WHAT TO WORK ON
Every line of the data that contains the string "view" must be copied.

PROVIDED MATERIAL
-*-

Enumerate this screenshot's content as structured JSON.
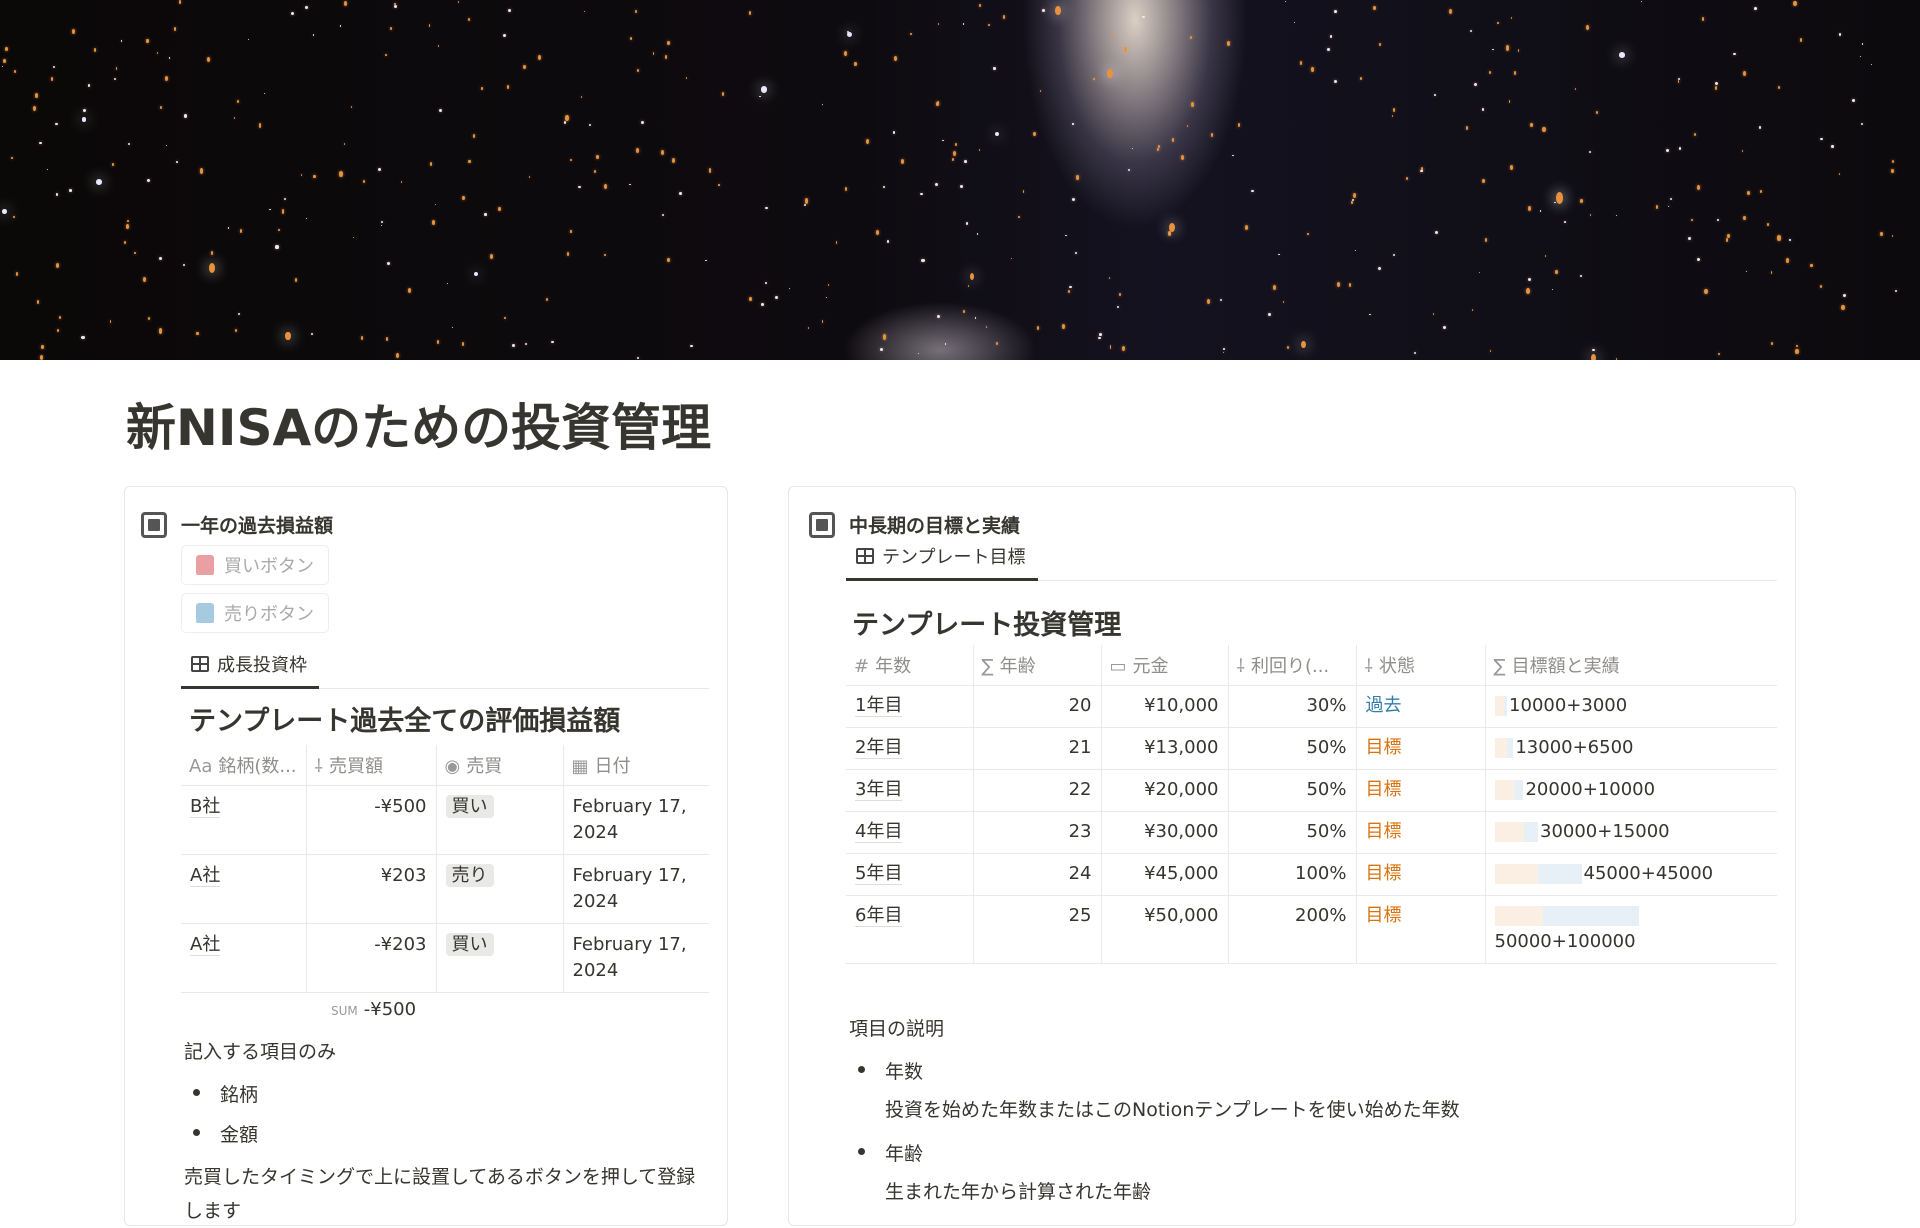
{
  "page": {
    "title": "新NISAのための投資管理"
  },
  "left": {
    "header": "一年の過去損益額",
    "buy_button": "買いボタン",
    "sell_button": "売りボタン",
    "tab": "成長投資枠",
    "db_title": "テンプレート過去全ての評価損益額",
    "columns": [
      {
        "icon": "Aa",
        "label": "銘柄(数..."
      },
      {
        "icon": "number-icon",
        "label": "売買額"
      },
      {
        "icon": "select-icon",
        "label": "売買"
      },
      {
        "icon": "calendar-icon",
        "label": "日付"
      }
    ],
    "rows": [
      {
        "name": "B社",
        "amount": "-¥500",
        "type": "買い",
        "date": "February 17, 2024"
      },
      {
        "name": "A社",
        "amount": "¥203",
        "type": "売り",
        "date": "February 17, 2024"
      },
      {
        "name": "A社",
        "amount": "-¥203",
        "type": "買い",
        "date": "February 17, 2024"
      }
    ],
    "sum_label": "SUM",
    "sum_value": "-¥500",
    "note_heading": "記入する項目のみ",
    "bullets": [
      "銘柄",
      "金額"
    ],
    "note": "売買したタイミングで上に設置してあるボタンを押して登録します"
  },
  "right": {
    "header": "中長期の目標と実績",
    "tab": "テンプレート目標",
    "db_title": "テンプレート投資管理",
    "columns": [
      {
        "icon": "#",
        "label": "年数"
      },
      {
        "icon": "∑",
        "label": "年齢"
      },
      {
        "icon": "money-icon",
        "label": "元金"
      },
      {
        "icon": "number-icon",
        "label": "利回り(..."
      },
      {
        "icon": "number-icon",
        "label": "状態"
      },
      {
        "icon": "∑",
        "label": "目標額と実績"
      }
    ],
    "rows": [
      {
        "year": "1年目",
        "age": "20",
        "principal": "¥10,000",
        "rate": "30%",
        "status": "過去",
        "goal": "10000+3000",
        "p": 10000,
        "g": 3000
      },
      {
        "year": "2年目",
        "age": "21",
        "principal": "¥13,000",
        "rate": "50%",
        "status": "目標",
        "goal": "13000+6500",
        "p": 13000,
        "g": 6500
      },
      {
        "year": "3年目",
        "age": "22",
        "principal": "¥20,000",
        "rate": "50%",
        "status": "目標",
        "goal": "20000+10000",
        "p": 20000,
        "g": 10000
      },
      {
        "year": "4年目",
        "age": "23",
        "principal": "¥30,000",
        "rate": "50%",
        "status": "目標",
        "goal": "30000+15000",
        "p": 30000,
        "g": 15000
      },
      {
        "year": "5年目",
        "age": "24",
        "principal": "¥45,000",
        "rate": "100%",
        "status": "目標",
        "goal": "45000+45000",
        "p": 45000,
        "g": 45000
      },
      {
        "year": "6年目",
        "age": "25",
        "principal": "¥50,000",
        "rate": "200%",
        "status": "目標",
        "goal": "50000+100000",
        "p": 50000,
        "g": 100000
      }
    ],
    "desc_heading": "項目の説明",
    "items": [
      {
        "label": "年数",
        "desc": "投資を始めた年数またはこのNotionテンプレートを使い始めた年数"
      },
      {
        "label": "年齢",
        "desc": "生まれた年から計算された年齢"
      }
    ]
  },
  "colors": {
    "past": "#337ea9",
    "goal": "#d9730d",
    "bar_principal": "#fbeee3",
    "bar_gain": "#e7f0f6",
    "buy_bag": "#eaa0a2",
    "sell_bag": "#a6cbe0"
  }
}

-*-

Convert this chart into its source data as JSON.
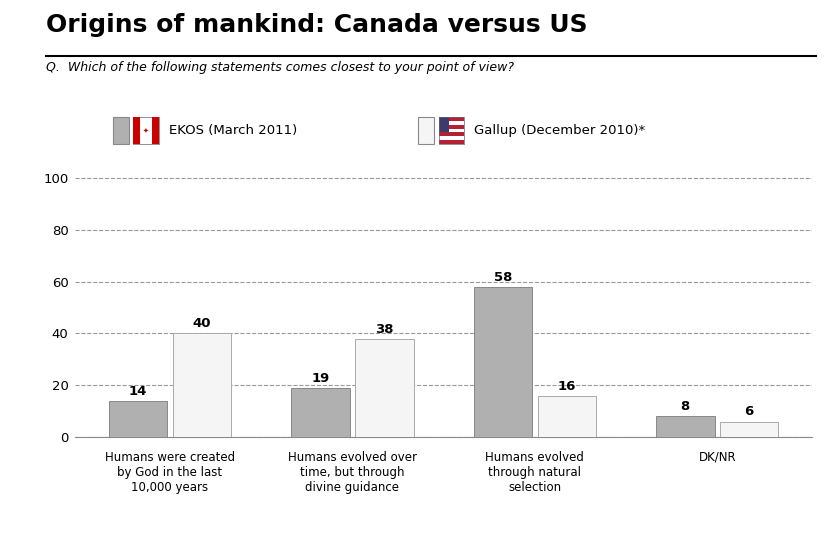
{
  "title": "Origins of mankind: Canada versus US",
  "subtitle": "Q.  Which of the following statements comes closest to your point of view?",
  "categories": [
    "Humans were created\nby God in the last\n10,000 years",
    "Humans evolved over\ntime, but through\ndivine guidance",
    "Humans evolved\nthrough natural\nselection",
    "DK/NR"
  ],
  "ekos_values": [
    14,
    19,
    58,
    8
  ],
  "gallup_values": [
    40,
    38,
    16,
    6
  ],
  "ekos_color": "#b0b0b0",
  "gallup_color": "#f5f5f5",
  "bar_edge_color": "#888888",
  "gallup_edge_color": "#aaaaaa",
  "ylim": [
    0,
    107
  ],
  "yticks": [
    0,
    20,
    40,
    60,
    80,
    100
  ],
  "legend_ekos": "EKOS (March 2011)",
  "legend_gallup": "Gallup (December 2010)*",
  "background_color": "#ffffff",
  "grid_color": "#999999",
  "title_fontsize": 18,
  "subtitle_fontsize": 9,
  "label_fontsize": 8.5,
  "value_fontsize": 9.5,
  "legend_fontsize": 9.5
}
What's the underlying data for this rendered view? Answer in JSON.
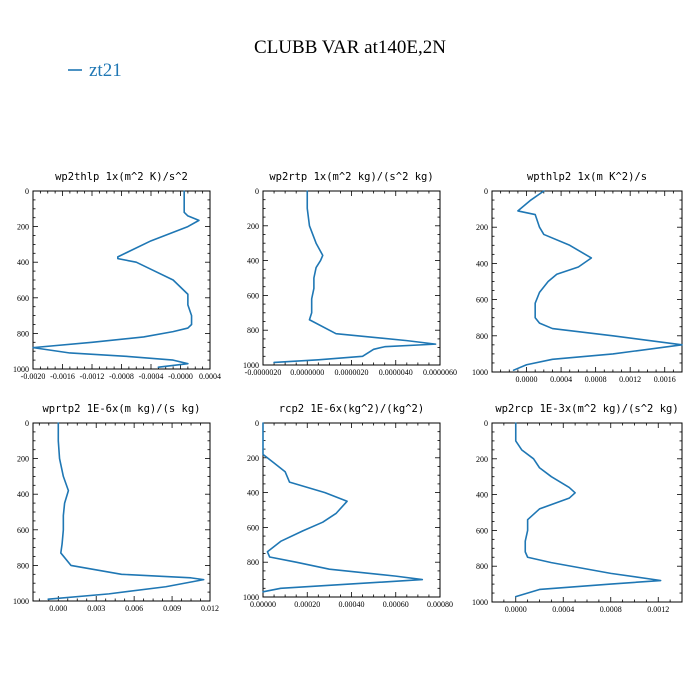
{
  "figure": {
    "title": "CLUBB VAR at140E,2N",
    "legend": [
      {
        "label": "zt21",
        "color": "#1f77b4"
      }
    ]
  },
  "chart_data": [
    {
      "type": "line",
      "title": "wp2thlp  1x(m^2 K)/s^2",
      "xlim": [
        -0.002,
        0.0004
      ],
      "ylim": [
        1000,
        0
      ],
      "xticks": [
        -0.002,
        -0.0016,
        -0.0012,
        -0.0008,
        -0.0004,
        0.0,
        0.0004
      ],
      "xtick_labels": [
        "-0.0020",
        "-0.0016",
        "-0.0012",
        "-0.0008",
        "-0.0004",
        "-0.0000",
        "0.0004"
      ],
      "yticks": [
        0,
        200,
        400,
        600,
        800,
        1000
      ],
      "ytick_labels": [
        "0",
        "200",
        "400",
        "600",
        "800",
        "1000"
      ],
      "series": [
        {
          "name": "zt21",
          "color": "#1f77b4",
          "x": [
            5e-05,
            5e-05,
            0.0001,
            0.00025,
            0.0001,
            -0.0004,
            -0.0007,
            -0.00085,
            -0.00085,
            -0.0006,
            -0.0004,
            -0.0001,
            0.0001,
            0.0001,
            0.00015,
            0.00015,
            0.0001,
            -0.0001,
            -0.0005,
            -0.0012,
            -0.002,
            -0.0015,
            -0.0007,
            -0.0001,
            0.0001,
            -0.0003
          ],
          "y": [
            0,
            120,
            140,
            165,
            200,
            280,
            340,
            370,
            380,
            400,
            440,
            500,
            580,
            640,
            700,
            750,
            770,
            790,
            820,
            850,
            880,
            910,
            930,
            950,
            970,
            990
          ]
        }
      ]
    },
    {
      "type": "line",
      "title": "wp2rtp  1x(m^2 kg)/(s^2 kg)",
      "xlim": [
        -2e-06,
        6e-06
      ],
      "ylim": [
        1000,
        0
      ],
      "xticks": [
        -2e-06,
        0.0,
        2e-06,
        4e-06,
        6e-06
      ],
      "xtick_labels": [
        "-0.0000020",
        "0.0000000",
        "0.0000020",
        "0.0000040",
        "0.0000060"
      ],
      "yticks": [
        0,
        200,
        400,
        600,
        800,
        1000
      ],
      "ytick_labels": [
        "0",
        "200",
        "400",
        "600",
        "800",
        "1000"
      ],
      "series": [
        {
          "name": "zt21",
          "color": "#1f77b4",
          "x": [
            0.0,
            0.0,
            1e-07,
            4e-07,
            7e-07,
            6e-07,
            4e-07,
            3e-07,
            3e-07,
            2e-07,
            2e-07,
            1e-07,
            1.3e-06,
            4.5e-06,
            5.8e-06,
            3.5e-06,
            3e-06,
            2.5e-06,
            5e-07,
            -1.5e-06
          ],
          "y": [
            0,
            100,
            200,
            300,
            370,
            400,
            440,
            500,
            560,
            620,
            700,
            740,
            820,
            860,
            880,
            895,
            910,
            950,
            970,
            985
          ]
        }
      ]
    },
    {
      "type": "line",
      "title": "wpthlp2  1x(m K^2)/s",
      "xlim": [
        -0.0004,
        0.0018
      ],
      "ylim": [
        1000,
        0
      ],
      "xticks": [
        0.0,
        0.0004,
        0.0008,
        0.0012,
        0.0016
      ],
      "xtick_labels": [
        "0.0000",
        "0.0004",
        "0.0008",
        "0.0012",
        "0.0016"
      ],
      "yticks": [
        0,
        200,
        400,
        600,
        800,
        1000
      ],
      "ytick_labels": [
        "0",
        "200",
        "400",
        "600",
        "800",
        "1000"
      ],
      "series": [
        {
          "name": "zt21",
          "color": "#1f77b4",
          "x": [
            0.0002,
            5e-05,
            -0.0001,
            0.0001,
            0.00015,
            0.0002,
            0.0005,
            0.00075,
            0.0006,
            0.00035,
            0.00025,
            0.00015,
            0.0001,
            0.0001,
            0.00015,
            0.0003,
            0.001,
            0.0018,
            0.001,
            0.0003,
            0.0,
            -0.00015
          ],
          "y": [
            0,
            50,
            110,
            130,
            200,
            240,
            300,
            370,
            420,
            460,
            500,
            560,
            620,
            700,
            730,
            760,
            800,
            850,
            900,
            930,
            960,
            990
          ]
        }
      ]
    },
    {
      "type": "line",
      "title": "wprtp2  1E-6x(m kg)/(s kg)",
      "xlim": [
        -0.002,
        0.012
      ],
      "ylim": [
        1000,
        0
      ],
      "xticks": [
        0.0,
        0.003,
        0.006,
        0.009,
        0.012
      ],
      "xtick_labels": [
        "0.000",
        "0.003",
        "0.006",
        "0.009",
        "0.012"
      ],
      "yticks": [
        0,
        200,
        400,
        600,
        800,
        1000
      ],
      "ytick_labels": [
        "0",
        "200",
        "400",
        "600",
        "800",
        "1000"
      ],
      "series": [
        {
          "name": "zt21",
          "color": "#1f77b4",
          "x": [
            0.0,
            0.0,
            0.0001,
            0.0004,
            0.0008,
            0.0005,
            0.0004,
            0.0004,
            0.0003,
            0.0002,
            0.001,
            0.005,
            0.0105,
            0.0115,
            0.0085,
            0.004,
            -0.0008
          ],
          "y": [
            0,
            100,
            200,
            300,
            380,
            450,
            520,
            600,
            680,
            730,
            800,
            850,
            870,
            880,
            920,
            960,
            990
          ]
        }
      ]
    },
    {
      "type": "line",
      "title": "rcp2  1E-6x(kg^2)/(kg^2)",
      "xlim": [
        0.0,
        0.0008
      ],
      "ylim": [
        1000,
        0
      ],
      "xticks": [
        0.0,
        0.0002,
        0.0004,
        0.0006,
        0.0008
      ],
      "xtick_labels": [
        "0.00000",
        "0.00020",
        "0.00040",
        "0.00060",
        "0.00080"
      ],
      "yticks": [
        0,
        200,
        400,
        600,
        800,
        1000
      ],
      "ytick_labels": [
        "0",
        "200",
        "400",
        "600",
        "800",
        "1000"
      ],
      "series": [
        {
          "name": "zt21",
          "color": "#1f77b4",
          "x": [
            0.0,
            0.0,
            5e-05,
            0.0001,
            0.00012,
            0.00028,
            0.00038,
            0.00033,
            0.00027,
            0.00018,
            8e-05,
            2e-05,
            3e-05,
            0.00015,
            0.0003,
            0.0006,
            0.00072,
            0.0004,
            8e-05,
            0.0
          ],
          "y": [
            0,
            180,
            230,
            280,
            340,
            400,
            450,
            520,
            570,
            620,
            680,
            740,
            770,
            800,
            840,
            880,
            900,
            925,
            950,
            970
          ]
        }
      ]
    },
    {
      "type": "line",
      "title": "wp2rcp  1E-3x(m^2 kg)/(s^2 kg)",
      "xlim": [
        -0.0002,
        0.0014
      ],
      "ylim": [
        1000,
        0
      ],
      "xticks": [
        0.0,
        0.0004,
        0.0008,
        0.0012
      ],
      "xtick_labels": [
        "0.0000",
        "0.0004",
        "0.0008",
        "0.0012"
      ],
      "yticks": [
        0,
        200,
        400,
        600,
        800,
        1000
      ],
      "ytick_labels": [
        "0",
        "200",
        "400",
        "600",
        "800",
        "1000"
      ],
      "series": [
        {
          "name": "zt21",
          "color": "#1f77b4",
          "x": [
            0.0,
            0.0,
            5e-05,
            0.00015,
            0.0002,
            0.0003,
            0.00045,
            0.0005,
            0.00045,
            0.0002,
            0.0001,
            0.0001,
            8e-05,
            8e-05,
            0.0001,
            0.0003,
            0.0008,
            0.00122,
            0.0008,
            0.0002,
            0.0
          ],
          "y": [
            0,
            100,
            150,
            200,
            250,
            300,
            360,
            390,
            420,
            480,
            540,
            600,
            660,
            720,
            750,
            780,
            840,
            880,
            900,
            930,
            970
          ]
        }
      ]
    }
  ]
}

-*-

RESULT FOR THIS EXERCISE
  "subtitle": "Q.  Which of the following statements comes closest to your point of view?",
What's the underlying data for this rendered view? Answer in JSON.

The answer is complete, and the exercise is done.